··· ENTRIES SUPPLIED ···
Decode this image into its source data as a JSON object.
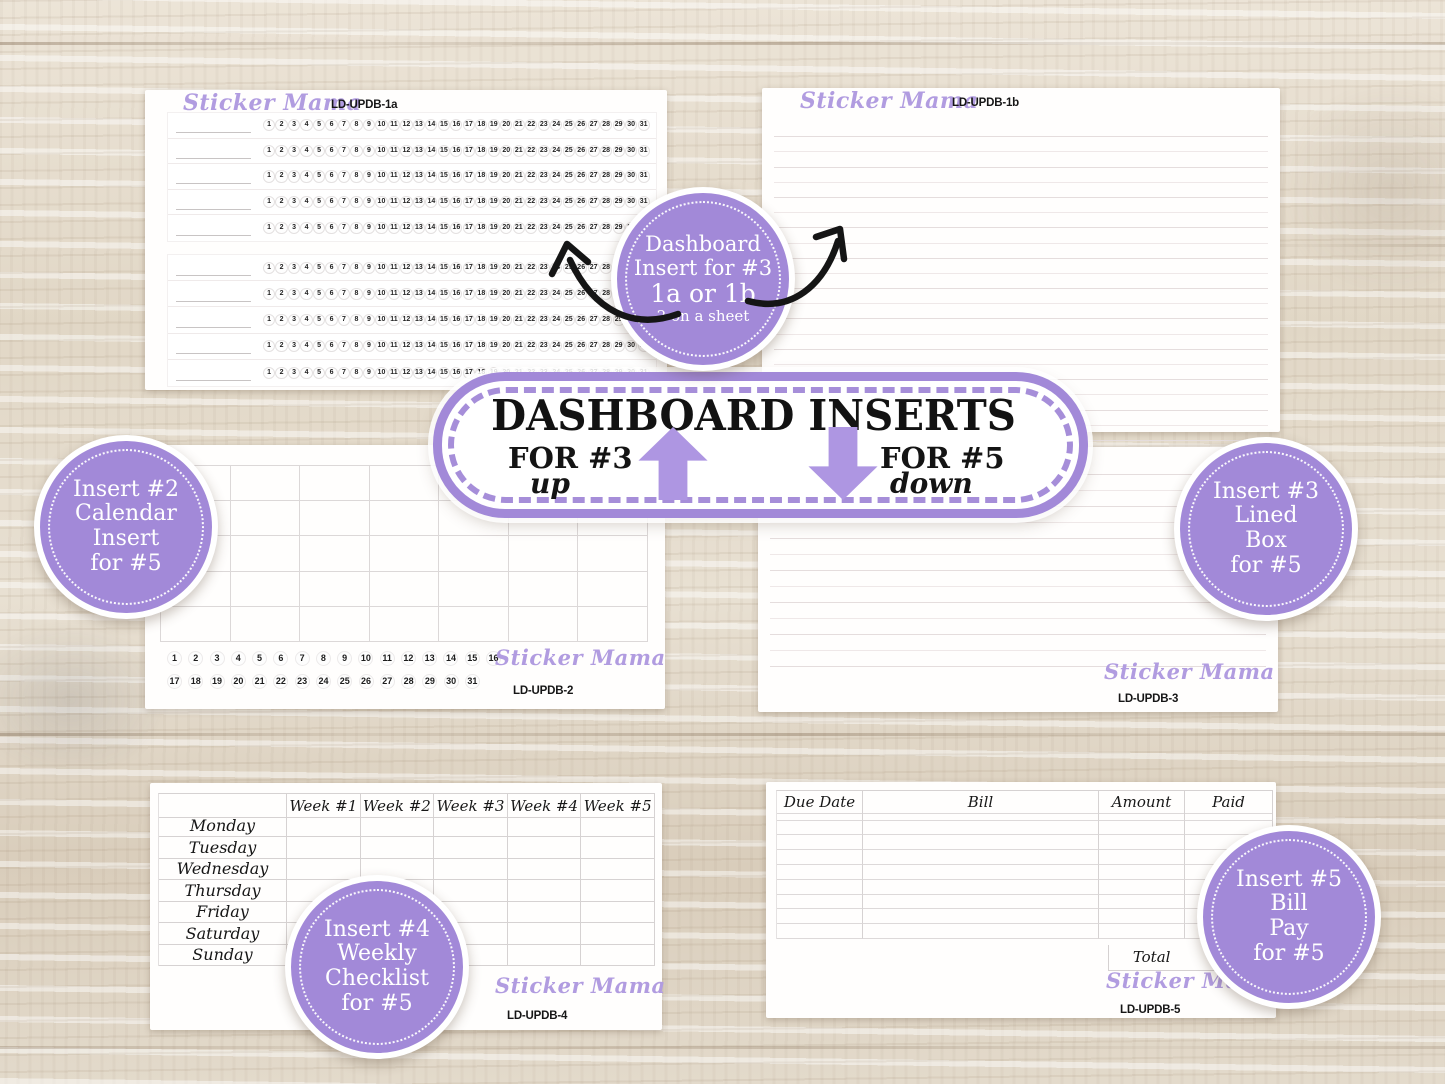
{
  "brand": "Sticker Mama",
  "colors": {
    "badge_purple": "#a289d8",
    "arrow_purple": "#ae96e2",
    "script_purple": "#b19ce0",
    "ink": "#1a1a1a"
  },
  "banner": {
    "title": "DASHBOARD INSERTS",
    "left_label": "FOR #3",
    "left_sub": "up",
    "right_label": "FOR #5",
    "right_sub": "down"
  },
  "badges": {
    "dashboard": {
      "lines": [
        "Dashboard",
        "Insert for #3",
        "1a or 1b",
        "2 on a sheet"
      ]
    },
    "insert2": {
      "lines": [
        "Insert #2",
        "Calendar",
        "Insert",
        "for #5"
      ]
    },
    "insert3": {
      "lines": [
        "Insert #3",
        "Lined",
        "Box",
        "for #5"
      ]
    },
    "insert4": {
      "lines": [
        "Insert #4",
        "Weekly",
        "Checklist",
        "for #5"
      ]
    },
    "insert5": {
      "lines": [
        "Insert #5",
        "Bill",
        "Pay",
        "for #5"
      ]
    }
  },
  "cards": {
    "card_1a": {
      "brand": "Sticker Mama",
      "code": "LD-UPDB-1a",
      "sections": 2,
      "rows_per_section": 5,
      "days": [
        1,
        2,
        3,
        4,
        5,
        6,
        7,
        8,
        9,
        10,
        11,
        12,
        13,
        14,
        15,
        16,
        17,
        18,
        19,
        20,
        21,
        22,
        23,
        24,
        25,
        26,
        27,
        28,
        29,
        30,
        31
      ]
    },
    "card_1b": {
      "brand": "Sticker Mama",
      "code": "LD-UPDB-1b",
      "rule_count": 21
    },
    "card_2": {
      "brand": "Sticker Mama",
      "code": "LD-UPDB-2",
      "grid_cols": 7,
      "grid_rows": 5,
      "numbers_row1": [
        1,
        2,
        3,
        4,
        5,
        6,
        7,
        8,
        9,
        10,
        11,
        12,
        13,
        14,
        15,
        16
      ],
      "numbers_row2": [
        17,
        18,
        19,
        20,
        21,
        22,
        23,
        24,
        25,
        26,
        27,
        28,
        29,
        30,
        31
      ]
    },
    "card_3": {
      "brand": "Sticker Mama",
      "code": "LD-UPDB-3",
      "rule_count": 13
    },
    "card_4": {
      "brand": "Sticker Mama",
      "code": "LD-UPDB-4",
      "week_columns": [
        "Week #1",
        "Week #2",
        "Week #3",
        "Week #4",
        "Week #5"
      ],
      "day_rows": [
        "Monday",
        "Tuesday",
        "Wednesday",
        "Thursday",
        "Friday",
        "Saturday",
        "Sunday"
      ]
    },
    "card_5": {
      "brand": "Sticker Mama",
      "code": "LD-UPDB-5",
      "columns": [
        "Due Date",
        "Bill",
        "Amount",
        "Paid"
      ],
      "empty_rows": 9,
      "total_label": "Total"
    }
  }
}
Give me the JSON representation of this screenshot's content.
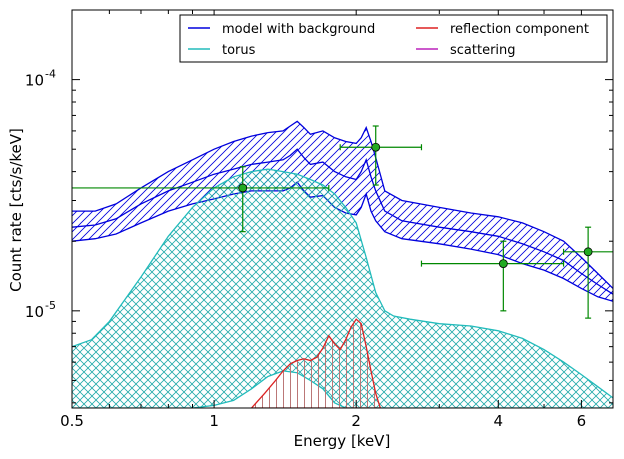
{
  "chart_data": {
    "type": "line",
    "xlabel": "Energy [keV]",
    "ylabel": "Count rate [cts/s/keV]",
    "xscale": "log",
    "yscale": "log",
    "xlim": [
      0.5,
      7.0
    ],
    "ylim": [
      3.8e-06,
      0.0002
    ],
    "x_ticks": [
      {
        "value": 0.5,
        "label": "0.5"
      },
      {
        "value": 1,
        "label": "1"
      },
      {
        "value": 2,
        "label": "2"
      },
      {
        "value": 4,
        "label": "4"
      },
      {
        "value": 6,
        "label": "6"
      }
    ],
    "y_ticks": [
      {
        "value": 0.0001,
        "label": "10",
        "exp": "-4"
      },
      {
        "value": 1e-05,
        "label": "10",
        "exp": "-5"
      }
    ],
    "legend": {
      "placement": "top-right",
      "entries": [
        {
          "label": "model with background",
          "color": "#0000dd"
        },
        {
          "label": "reflection component",
          "color": "#dd2222"
        },
        {
          "label": "torus",
          "color": "#22bbbb"
        },
        {
          "label": "scattering",
          "color": "#bb22bb"
        }
      ]
    },
    "bands": [
      {
        "name": "model with background",
        "color": "#0000dd",
        "hatch": "diagonal",
        "x": [
          0.5,
          0.56,
          0.62,
          0.7,
          0.8,
          0.9,
          1.0,
          1.1,
          1.2,
          1.3,
          1.4,
          1.45,
          1.5,
          1.55,
          1.6,
          1.7,
          1.8,
          1.9,
          2.0,
          2.05,
          2.1,
          2.15,
          2.2,
          2.3,
          2.5,
          3.0,
          3.5,
          4.0,
          4.5,
          5.0,
          5.5,
          6.0,
          6.5,
          7.0
        ],
        "upper": [
          2.7e-05,
          2.7e-05,
          2.9e-05,
          3.4e-05,
          4e-05,
          4.5e-05,
          5e-05,
          5.4e-05,
          5.7e-05,
          5.9e-05,
          6e-05,
          6.3e-05,
          6.6e-05,
          6.2e-05,
          5.8e-05,
          6e-05,
          5.6e-05,
          5.4e-05,
          5.3e-05,
          5.6e-05,
          6.2e-05,
          5.4e-05,
          4.6e-05,
          3.3e-05,
          3e-05,
          2.8e-05,
          2.65e-05,
          2.55e-05,
          2.4e-05,
          2.2e-05,
          2e-05,
          1.7e-05,
          1.45e-05,
          1.25e-05
        ],
        "lower": [
          2e-05,
          2.05e-05,
          2.15e-05,
          2.4e-05,
          2.7e-05,
          2.9e-05,
          3.05e-05,
          3.2e-05,
          3.3e-05,
          3.3e-05,
          3.3e-05,
          3.4e-05,
          3.6e-05,
          3.3e-05,
          3.1e-05,
          3.15e-05,
          2.8e-05,
          2.65e-05,
          2.6e-05,
          2.8e-05,
          3.2e-05,
          2.7e-05,
          2.45e-05,
          2.2e-05,
          2.05e-05,
          1.95e-05,
          1.85e-05,
          1.75e-05,
          1.6e-05,
          1.5e-05,
          1.38e-05,
          1.25e-05,
          1.15e-05,
          1.1e-05
        ]
      },
      {
        "name": "torus",
        "color": "#22bbbb",
        "hatch": "cross",
        "x": [
          0.5,
          0.55,
          0.6,
          0.7,
          0.8,
          0.9,
          1.0,
          1.1,
          1.2,
          1.3,
          1.4,
          1.5,
          1.6,
          1.7,
          1.8,
          1.9,
          2.0,
          2.1,
          2.2,
          2.3,
          2.4,
          2.6,
          3.0,
          3.5,
          4.0,
          4.5,
          5.0,
          5.5,
          6.0,
          6.5,
          7.0
        ],
        "upper": [
          7e-06,
          7.5e-06,
          9e-06,
          1.4e-05,
          2.1e-05,
          2.8e-05,
          3.4e-05,
          3.8e-05,
          4e-05,
          4.1e-05,
          4e-05,
          3.9e-05,
          3.7e-05,
          3.5e-05,
          3.2e-05,
          2.8e-05,
          2.4e-05,
          1.7e-05,
          1.2e-05,
          1e-05,
          9.5e-06,
          9.2e-06,
          8.8e-06,
          8.6e-06,
          8.2e-06,
          7.6e-06,
          6.8e-06,
          6e-06,
          5.3e-06,
          4.7e-06,
          4.2e-06
        ],
        "lower": [
          3.8e-06,
          3.8e-06,
          3.8e-06,
          3.8e-06,
          3.8e-06,
          3.8e-06,
          3.9e-06,
          4.1e-06,
          4.6e-06,
          5.2e-06,
          5.5e-06,
          5.4e-06,
          5e-06,
          4.6e-06,
          4e-06,
          3.8e-06,
          3.8e-06,
          3.8e-06,
          3.8e-06,
          3.8e-06,
          3.8e-06,
          3.8e-06,
          3.8e-06,
          3.8e-06,
          3.8e-06,
          3.8e-06,
          3.8e-06,
          3.8e-06,
          3.8e-06,
          3.8e-06,
          3.8e-06
        ]
      },
      {
        "name": "reflection component",
        "color": "#dd2222",
        "hatch": "vertical",
        "x": [
          1.2,
          1.28,
          1.35,
          1.4,
          1.45,
          1.5,
          1.55,
          1.6,
          1.65,
          1.7,
          1.75,
          1.8,
          1.85,
          1.9,
          1.95,
          2.0,
          2.05,
          2.1,
          2.15,
          2.2,
          2.25
        ],
        "upper": [
          3.8e-06,
          4.4e-06,
          5e-06,
          5.5e-06,
          5.9e-06,
          6.1e-06,
          6.2e-06,
          6.1e-06,
          6.3e-06,
          6.9e-06,
          7.8e-06,
          7.2e-06,
          6.8e-06,
          7.5e-06,
          8.5e-06,
          9.2e-06,
          8.8e-06,
          7e-06,
          5.5e-06,
          4.4e-06,
          3.8e-06
        ],
        "lower": [
          3.8e-06,
          3.8e-06,
          3.8e-06,
          3.8e-06,
          3.8e-06,
          3.8e-06,
          3.8e-06,
          3.8e-06,
          3.8e-06,
          3.8e-06,
          3.8e-06,
          3.8e-06,
          3.8e-06,
          3.8e-06,
          3.8e-06,
          3.8e-06,
          3.8e-06,
          3.8e-06,
          3.8e-06,
          3.8e-06,
          3.8e-06
        ]
      }
    ],
    "lines": [
      {
        "name": "model with background",
        "color": "#0000dd",
        "x": [
          0.5,
          0.56,
          0.62,
          0.7,
          0.8,
          0.9,
          1.0,
          1.1,
          1.2,
          1.3,
          1.4,
          1.45,
          1.5,
          1.55,
          1.6,
          1.7,
          1.8,
          1.9,
          2.0,
          2.05,
          2.1,
          2.15,
          2.2,
          2.3,
          2.5,
          3.0,
          3.5,
          4.0,
          4.5,
          5.0,
          5.5,
          6.0,
          6.5,
          7.0
        ],
        "y": [
          2.3e-05,
          2.35e-05,
          2.5e-05,
          2.9e-05,
          3.3e-05,
          3.6e-05,
          3.9e-05,
          4.1e-05,
          4.3e-05,
          4.4e-05,
          4.5e-05,
          4.7e-05,
          5e-05,
          4.6e-05,
          4.3e-05,
          4.4e-05,
          4e-05,
          3.8e-05,
          3.7e-05,
          4e-05,
          4.5e-05,
          3.8e-05,
          3.3e-05,
          2.7e-05,
          2.45e-05,
          2.3e-05,
          2.2e-05,
          2.1e-05,
          1.95e-05,
          1.8e-05,
          1.65e-05,
          1.45e-05,
          1.3e-05,
          1.18e-05
        ]
      }
    ],
    "points": [
      {
        "x": 1.15,
        "y": 3.4e-05,
        "xerr": [
          0.5,
          1.75
        ],
        "yerr": [
          2.2e-05,
          4.2e-05
        ]
      },
      {
        "x": 2.2,
        "y": 5.1e-05,
        "xerr": [
          1.85,
          2.75
        ],
        "yerr": [
          3.5e-05,
          6.3e-05
        ]
      },
      {
        "x": 4.1,
        "y": 1.6e-05,
        "xerr": [
          2.75,
          5.5
        ],
        "yerr": [
          1e-05,
          2e-05
        ]
      },
      {
        "x": 6.2,
        "y": 1.8e-05,
        "xerr": [
          5.5,
          7.0
        ],
        "yerr": [
          9.3e-06,
          2.3e-05
        ]
      }
    ],
    "point_color": "#008800",
    "marker_fill": "#22aa22"
  }
}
···
## STATED GOAL
List each line of the entries that holds the string "component".

## RESPONSE BELOW
          "label": "reflection component",
        "name": "reflection component",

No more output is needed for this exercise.